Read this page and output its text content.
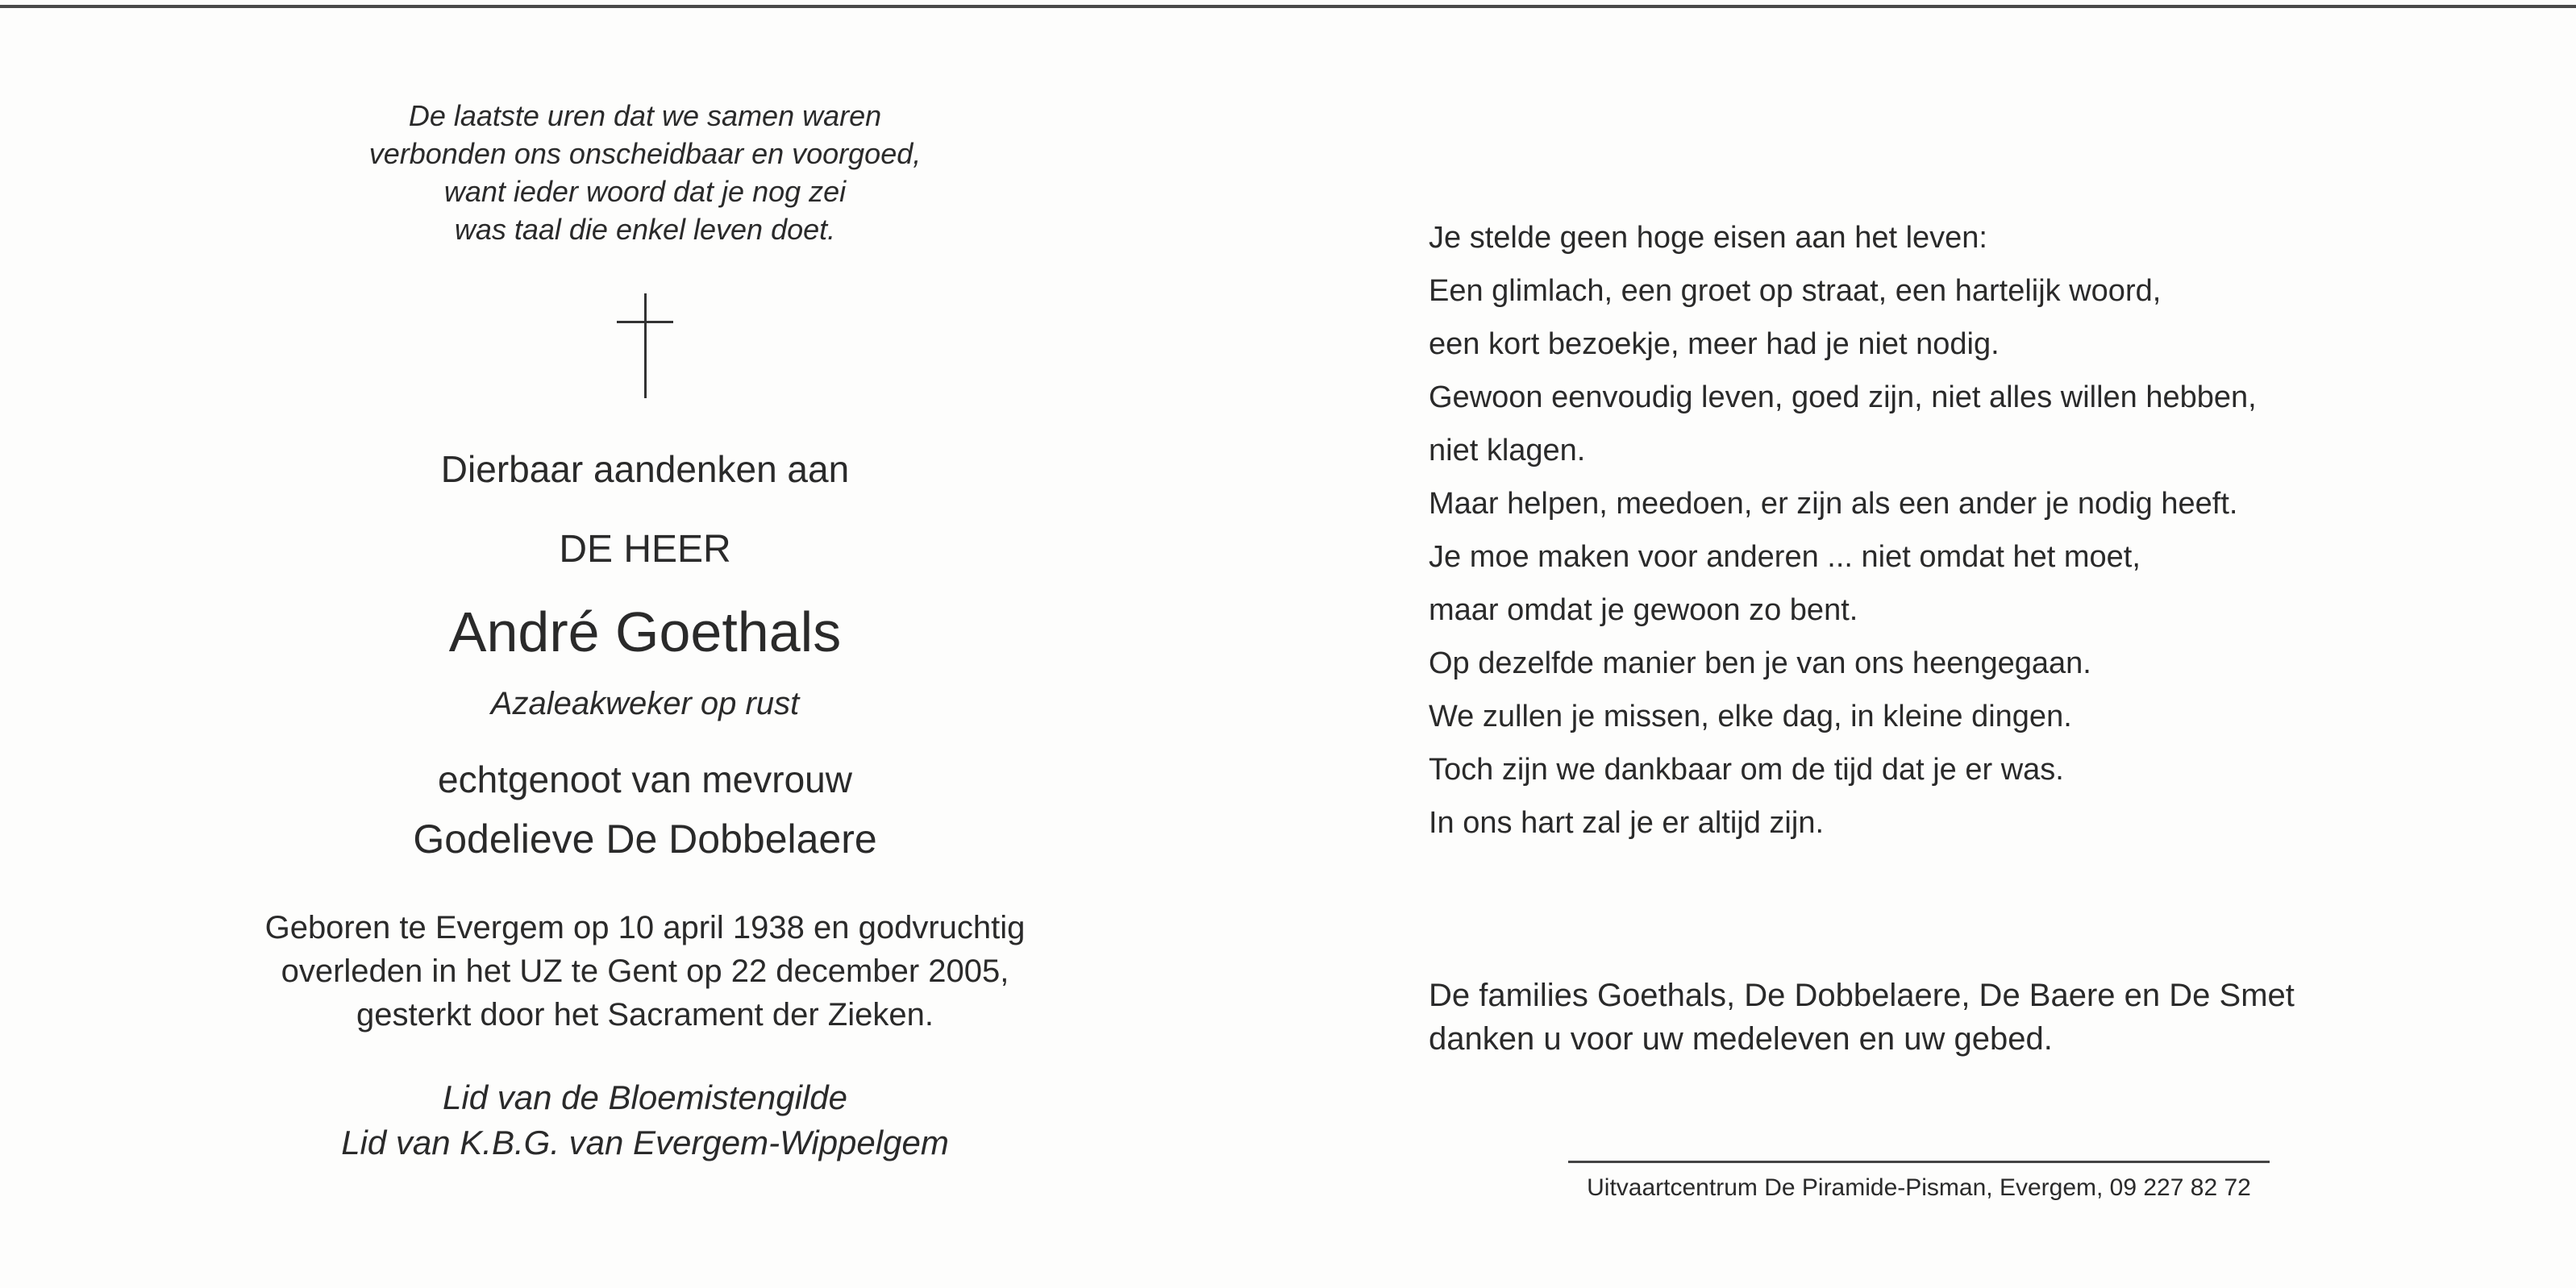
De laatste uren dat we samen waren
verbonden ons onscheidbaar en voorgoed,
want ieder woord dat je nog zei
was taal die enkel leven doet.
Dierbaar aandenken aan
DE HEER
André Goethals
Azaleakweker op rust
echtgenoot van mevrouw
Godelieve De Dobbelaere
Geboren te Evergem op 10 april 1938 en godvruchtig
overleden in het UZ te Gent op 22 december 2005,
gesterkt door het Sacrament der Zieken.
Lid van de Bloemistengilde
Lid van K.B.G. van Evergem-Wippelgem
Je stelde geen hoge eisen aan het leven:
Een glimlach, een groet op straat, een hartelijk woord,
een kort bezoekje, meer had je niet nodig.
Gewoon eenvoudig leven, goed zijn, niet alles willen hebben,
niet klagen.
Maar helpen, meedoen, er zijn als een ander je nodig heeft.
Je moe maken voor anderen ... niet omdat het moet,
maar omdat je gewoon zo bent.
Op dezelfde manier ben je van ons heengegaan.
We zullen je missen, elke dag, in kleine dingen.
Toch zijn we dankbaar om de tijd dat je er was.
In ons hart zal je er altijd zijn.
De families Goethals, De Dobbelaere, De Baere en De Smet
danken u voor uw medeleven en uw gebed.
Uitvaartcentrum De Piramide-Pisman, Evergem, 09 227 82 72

What you have to do: Reproduce each line of the records exactly, and omit every picture.

Final answer:
Read this page and output its text content.
De laatste uren dat we samen waren
verbonden ons onscheidbaar en voorgoed,
want ieder woord dat je nog zei
was taal die enkel leven doet.
Dierbaar aandenken aan
DE HEER
André Goethals
Azaleakweker op rust
echtgenoot van mevrouw
Godelieve De Dobbelaere
Geboren te Evergem op 10 april 1938 en godvruchtig
overleden in het UZ te Gent op 22 december 2005,
gesterkt door het Sacrament der Zieken.
Lid van de Bloemistengilde
Lid van K.B.G. van Evergem-Wippelgem
Je stelde geen hoge eisen aan het leven:
Een glimlach, een groet op straat, een hartelijk woord,
een kort bezoekje, meer had je niet nodig.
Gewoon eenvoudig leven, goed zijn, niet alles willen hebben,
niet klagen.
Maar helpen, meedoen, er zijn als een ander je nodig heeft.
Je moe maken voor anderen ... niet omdat het moet,
maar omdat je gewoon zo bent.
Op dezelfde manier ben je van ons heengegaan.
We zullen je missen, elke dag, in kleine dingen.
Toch zijn we dankbaar om de tijd dat je er was.
In ons hart zal je er altijd zijn.
De families Goethals, De Dobbelaere, De Baere en De Smet
danken u voor uw medeleven en uw gebed.
Uitvaartcentrum De Piramide-Pisman, Evergem, 09 227 82 72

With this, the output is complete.